[Entries with figure data]
■ ■ ■ ■ ■ ■ ■
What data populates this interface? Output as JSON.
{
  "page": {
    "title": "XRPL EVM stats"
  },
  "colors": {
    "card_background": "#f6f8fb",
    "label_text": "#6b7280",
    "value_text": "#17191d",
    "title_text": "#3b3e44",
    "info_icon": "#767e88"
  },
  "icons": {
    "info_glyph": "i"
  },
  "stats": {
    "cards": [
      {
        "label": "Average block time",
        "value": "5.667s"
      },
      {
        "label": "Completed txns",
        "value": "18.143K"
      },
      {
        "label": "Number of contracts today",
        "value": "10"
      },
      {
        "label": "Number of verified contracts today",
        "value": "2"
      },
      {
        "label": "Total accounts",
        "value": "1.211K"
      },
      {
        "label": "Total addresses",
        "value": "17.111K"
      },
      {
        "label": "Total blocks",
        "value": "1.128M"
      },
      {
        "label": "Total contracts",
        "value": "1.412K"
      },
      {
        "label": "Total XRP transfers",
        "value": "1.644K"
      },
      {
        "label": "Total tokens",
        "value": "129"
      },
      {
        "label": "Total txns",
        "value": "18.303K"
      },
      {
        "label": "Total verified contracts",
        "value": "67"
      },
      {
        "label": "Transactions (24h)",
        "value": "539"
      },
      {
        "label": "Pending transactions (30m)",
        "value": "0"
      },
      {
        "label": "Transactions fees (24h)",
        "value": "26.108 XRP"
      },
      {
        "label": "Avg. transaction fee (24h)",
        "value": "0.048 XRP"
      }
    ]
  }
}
■ ■ ■ ■ ■ ■ ■
PROBLEM: Without omitting anything, output the entries exactly.

SOLUTION TO THE EXERCISE:
What data populates this interface? Output as JSON.
{
  "page": {
    "title": "XRPL EVM stats"
  },
  "colors": {
    "card_background": "#f6f8fb",
    "label_text": "#6b7280",
    "value_text": "#17191d",
    "title_text": "#3b3e44",
    "info_icon": "#767e88"
  },
  "icons": {
    "info_glyph": "i"
  },
  "stats": {
    "cards": [
      {
        "label": "Average block time",
        "value": "5.667s"
      },
      {
        "label": "Completed txns",
        "value": "18.143K"
      },
      {
        "label": "Number of contracts today",
        "value": "10"
      },
      {
        "label": "Number of verified contracts today",
        "value": "2"
      },
      {
        "label": "Total accounts",
        "value": "1.211K"
      },
      {
        "label": "Total addresses",
        "value": "17.111K"
      },
      {
        "label": "Total blocks",
        "value": "1.128M"
      },
      {
        "label": "Total contracts",
        "value": "1.412K"
      },
      {
        "label": "Total XRP transfers",
        "value": "1.644K"
      },
      {
        "label": "Total tokens",
        "value": "129"
      },
      {
        "label": "Total txns",
        "value": "18.303K"
      },
      {
        "label": "Total verified contracts",
        "value": "67"
      },
      {
        "label": "Transactions (24h)",
        "value": "539"
      },
      {
        "label": "Pending transactions (30m)",
        "value": "0"
      },
      {
        "label": "Transactions fees (24h)",
        "value": "26.108 XRP"
      },
      {
        "label": "Avg. transaction fee (24h)",
        "value": "0.048 XRP"
      }
    ]
  }
}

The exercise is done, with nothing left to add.